> _Raw records_
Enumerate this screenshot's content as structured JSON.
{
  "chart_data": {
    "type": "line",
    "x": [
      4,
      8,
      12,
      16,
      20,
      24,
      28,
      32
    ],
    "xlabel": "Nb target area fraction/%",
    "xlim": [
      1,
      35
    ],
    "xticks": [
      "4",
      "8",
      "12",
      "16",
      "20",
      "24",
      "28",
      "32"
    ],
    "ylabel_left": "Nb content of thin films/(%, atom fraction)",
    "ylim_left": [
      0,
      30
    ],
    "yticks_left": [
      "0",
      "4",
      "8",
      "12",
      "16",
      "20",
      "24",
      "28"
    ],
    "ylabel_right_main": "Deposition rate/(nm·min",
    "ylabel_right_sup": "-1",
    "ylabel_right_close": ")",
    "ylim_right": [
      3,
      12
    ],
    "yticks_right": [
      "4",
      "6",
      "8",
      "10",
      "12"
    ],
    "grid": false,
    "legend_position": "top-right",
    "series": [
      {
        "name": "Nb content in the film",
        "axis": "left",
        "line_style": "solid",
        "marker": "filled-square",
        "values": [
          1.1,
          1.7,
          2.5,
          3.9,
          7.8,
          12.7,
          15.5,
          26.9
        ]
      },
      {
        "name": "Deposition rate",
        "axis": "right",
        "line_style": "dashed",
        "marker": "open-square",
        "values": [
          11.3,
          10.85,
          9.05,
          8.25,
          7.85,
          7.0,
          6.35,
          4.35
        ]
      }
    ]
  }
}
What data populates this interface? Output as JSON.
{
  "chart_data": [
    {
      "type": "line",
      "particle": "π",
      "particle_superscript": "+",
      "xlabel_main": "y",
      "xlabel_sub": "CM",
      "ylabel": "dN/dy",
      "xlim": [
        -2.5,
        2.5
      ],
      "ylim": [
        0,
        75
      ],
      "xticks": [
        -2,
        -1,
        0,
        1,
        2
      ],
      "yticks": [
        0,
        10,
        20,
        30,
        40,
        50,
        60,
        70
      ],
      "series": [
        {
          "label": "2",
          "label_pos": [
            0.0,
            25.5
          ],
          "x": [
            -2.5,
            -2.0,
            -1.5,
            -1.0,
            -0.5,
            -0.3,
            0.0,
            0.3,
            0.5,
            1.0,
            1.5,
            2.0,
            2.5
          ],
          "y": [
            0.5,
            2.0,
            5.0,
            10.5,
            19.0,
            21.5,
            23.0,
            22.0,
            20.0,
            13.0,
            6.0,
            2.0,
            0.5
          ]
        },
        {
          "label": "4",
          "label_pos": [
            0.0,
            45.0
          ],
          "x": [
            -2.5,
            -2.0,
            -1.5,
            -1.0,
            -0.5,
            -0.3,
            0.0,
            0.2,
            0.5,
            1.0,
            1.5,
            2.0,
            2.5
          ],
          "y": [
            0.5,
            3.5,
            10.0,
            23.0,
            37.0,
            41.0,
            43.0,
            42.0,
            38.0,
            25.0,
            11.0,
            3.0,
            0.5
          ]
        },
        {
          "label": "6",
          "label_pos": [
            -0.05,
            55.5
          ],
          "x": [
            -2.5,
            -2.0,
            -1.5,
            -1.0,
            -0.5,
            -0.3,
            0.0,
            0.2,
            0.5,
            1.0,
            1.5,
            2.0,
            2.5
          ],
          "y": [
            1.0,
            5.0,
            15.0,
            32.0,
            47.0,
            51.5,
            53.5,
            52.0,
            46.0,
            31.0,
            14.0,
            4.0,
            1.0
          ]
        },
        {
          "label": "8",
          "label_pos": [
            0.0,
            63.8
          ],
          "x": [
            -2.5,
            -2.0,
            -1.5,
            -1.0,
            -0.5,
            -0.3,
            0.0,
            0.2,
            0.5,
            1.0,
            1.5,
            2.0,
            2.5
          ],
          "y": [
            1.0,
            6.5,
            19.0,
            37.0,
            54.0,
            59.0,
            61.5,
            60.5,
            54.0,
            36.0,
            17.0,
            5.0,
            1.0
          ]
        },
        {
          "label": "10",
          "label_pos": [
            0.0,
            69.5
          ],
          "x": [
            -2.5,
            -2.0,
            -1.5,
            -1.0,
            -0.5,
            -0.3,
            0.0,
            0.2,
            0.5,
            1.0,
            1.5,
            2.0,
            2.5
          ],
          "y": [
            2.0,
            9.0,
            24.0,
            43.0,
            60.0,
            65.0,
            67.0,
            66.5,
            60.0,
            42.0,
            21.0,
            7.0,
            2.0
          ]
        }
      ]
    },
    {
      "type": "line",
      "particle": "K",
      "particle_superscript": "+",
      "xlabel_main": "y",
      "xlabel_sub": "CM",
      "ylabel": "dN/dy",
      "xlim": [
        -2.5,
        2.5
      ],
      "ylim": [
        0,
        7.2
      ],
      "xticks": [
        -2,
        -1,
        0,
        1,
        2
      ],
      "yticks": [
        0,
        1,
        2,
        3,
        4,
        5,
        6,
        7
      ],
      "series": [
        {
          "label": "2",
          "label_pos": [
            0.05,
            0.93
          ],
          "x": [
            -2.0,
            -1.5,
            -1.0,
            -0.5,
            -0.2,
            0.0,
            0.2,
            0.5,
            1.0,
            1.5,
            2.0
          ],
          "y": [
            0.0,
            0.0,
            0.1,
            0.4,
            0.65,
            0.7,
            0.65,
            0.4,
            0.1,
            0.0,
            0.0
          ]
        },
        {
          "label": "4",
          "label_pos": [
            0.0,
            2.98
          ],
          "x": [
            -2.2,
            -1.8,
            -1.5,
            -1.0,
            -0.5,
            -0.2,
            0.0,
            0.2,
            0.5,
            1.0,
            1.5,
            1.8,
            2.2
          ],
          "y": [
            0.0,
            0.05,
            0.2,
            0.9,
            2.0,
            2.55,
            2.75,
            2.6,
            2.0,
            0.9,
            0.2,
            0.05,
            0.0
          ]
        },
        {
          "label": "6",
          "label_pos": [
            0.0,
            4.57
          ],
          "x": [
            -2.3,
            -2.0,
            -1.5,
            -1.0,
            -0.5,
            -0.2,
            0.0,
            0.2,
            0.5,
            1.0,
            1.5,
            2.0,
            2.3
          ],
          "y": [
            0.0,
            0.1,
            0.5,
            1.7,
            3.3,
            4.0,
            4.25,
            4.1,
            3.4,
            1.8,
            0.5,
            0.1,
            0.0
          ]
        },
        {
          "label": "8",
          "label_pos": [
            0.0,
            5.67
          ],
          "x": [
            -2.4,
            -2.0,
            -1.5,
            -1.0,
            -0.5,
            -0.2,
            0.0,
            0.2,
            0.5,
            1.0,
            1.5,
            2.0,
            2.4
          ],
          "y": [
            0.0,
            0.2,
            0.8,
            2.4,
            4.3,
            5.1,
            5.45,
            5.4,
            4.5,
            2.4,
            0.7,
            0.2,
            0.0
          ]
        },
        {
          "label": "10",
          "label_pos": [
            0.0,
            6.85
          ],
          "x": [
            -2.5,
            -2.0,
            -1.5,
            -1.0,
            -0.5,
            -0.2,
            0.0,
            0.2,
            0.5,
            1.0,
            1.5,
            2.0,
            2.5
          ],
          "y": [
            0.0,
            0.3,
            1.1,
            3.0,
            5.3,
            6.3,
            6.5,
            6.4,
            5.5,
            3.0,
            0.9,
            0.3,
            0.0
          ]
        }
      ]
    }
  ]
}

> _Set task_
The records above are to be repeated exactly, in their entirety.

> _Result_
Enumerate this screenshot's content as structured JSON.
{
  "chart_data": {
    "type": "line",
    "x": [
      4,
      8,
      12,
      16,
      20,
      24,
      28,
      32
    ],
    "xlabel": "Nb target area fraction/%",
    "xlim": [
      1,
      35
    ],
    "xticks": [
      "4",
      "8",
      "12",
      "16",
      "20",
      "24",
      "28",
      "32"
    ],
    "ylabel_left": "Nb content of thin films/(%, atom fraction)",
    "ylim_left": [
      0,
      30
    ],
    "yticks_left": [
      "0",
      "4",
      "8",
      "12",
      "16",
      "20",
      "24",
      "28"
    ],
    "ylabel_right_main": "Deposition rate/(nm·min",
    "ylabel_right_sup": "-1",
    "ylabel_right_close": ")",
    "ylim_right": [
      3,
      12
    ],
    "yticks_right": [
      "4",
      "6",
      "8",
      "10",
      "12"
    ],
    "grid": false,
    "legend_position": "top-right",
    "series": [
      {
        "name": "Nb content in the film",
        "axis": "left",
        "line_style": "solid",
        "marker": "filled-square",
        "values": [
          1.1,
          1.7,
          2.5,
          3.9,
          7.8,
          12.7,
          15.5,
          26.9
        ]
      },
      {
        "name": "Deposition rate",
        "axis": "right",
        "line_style": "dashed",
        "marker": "open-square",
        "values": [
          11.3,
          10.85,
          9.05,
          8.25,
          7.85,
          7.0,
          6.35,
          4.35
        ]
      }
    ]
  }
}
What data populates this interface? Output as JSON.
{
  "chart_data": [
    {
      "type": "line",
      "particle": "π",
      "particle_superscript": "+",
      "xlabel_main": "y",
      "xlabel_sub": "CM",
      "ylabel": "dN/dy",
      "xlim": [
        -2.5,
        2.5
      ],
      "ylim": [
        0,
        75
      ],
      "xticks": [
        -2,
        -1,
        0,
        1,
        2
      ],
      "yticks": [
        0,
        10,
        20,
        30,
        40,
        50,
        60,
        70
      ],
      "series": [
        {
          "label": "2",
          "label_pos": [
            0.0,
            25.5
          ],
          "x": [
            -2.5,
            -2.0,
            -1.5,
            -1.0,
            -0.5,
            -0.3,
            0.0,
            0.3,
            0.5,
            1.0,
            1.5,
            2.0,
            2.5
          ],
          "y": [
            0.5,
            2.0,
            5.0,
            10.5,
            19.0,
            21.5,
            23.0,
            22.0,
            20.0,
            13.0,
            6.0,
            2.0,
            0.5
          ]
        },
        {
          "label": "4",
          "label_pos": [
            0.0,
            45.0
          ],
          "x": [
            -2.5,
            -2.0,
            -1.5,
            -1.0,
            -0.5,
            -0.3,
            0.0,
            0.2,
            0.5,
            1.0,
            1.5,
            2.0,
            2.5
          ],
          "y": [
            0.5,
            3.5,
            10.0,
            23.0,
            37.0,
            41.0,
            43.0,
            42.0,
            38.0,
            25.0,
            11.0,
            3.0,
            0.5
          ]
        },
        {
          "label": "6",
          "label_pos": [
            -0.05,
            55.5
          ],
          "x": [
            -2.5,
            -2.0,
            -1.5,
            -1.0,
            -0.5,
            -0.3,
            0.0,
            0.2,
            0.5,
            1.0,
            1.5,
            2.0,
            2.5
          ],
          "y": [
            1.0,
            5.0,
            15.0,
            32.0,
            47.0,
            51.5,
            53.5,
            52.0,
            46.0,
            31.0,
            14.0,
            4.0,
            1.0
          ]
        },
        {
          "label": "8",
          "label_pos": [
            0.0,
            63.8
          ],
          "x": [
            -2.5,
            -2.0,
            -1.5,
            -1.0,
            -0.5,
            -0.3,
            0.0,
            0.2,
            0.5,
            1.0,
            1.5,
            2.0,
            2.5
          ],
          "y": [
            1.0,
            6.5,
            19.0,
            37.0,
            54.0,
            59.0,
            61.5,
            60.5,
            54.0,
            36.0,
            17.0,
            5.0,
            1.0
          ]
        },
        {
          "label": "10",
          "label_pos": [
            0.0,
            69.5
          ],
          "x": [
            -2.5,
            -2.0,
            -1.5,
            -1.0,
            -0.5,
            -0.3,
            0.0,
            0.2,
            0.5,
            1.0,
            1.5,
            2.0,
            2.5
          ],
          "y": [
            2.0,
            9.0,
            24.0,
            43.0,
            60.0,
            65.0,
            67.0,
            66.5,
            60.0,
            42.0,
            21.0,
            7.0,
            2.0
          ]
        }
      ]
    },
    {
      "type": "line",
      "particle": "K",
      "particle_superscript": "+",
      "xlabel_main": "y",
      "xlabel_sub": "CM",
      "ylabel": "dN/dy",
      "xlim": [
        -2.5,
        2.5
      ],
      "ylim": [
        0,
        7.2
      ],
      "xticks": [
        -2,
        -1,
        0,
        1,
        2
      ],
      "yticks": [
        0,
        1,
        2,
        3,
        4,
        5,
        6,
        7
      ],
      "series": [
        {
          "label": "2",
          "label_pos": [
            0.05,
            0.93
          ],
          "x": [
            -2.0,
            -1.5,
            -1.0,
            -0.5,
            -0.2,
            0.0,
            0.2,
            0.5,
            1.0,
            1.5,
            2.0
          ],
          "y": [
            0.0,
            0.0,
            0.1,
            0.4,
            0.65,
            0.7,
            0.65,
            0.4,
            0.1,
            0.0,
            0.0
          ]
        },
        {
          "label": "4",
          "label_pos": [
            0.0,
            2.98
          ],
          "x": [
            -2.2,
            -1.8,
            -1.5,
            -1.0,
            -0.5,
            -0.2,
            0.0,
            0.2,
            0.5,
            1.0,
            1.5,
            1.8,
            2.2
          ],
          "y": [
            0.0,
            0.05,
            0.2,
            0.9,
            2.0,
            2.55,
            2.75,
            2.6,
            2.0,
            0.9,
            0.2,
            0.05,
            0.0
          ]
        },
        {
          "label": "6",
          "label_pos": [
            0.0,
            4.57
          ],
          "x": [
            -2.3,
            -2.0,
            -1.5,
            -1.0,
            -0.5,
            -0.2,
            0.0,
            0.2,
            0.5,
            1.0,
            1.5,
            2.0,
            2.3
          ],
          "y": [
            0.0,
            0.1,
            0.5,
            1.7,
            3.3,
            4.0,
            4.25,
            4.1,
            3.4,
            1.8,
            0.5,
            0.1,
            0.0
          ]
        },
        {
          "label": "8",
          "label_pos": [
            0.0,
            5.67
          ],
          "x": [
            -2.4,
            -2.0,
            -1.5,
            -1.0,
            -0.5,
            -0.2,
            0.0,
            0.2,
            0.5,
            1.0,
            1.5,
            2.0,
            2.4
          ],
          "y": [
            0.0,
            0.2,
            0.8,
            2.4,
            4.3,
            5.1,
            5.45,
            5.4,
            4.5,
            2.4,
            0.7,
            0.2,
            0.0
          ]
        },
        {
          "label": "10",
          "label_pos": [
            0.0,
            6.85
          ],
          "x": [
            -2.5,
            -2.0,
            -1.5,
            -1.0,
            -0.5,
            -0.2,
            0.0,
            0.2,
            0.5,
            1.0,
            1.5,
            2.0,
            2.5
          ],
          "y": [
            0.0,
            0.3,
            1.1,
            3.0,
            5.3,
            6.3,
            6.5,
            6.4,
            5.5,
            3.0,
            0.9,
            0.3,
            0.0
          ]
        }
      ]
    }
  ]
}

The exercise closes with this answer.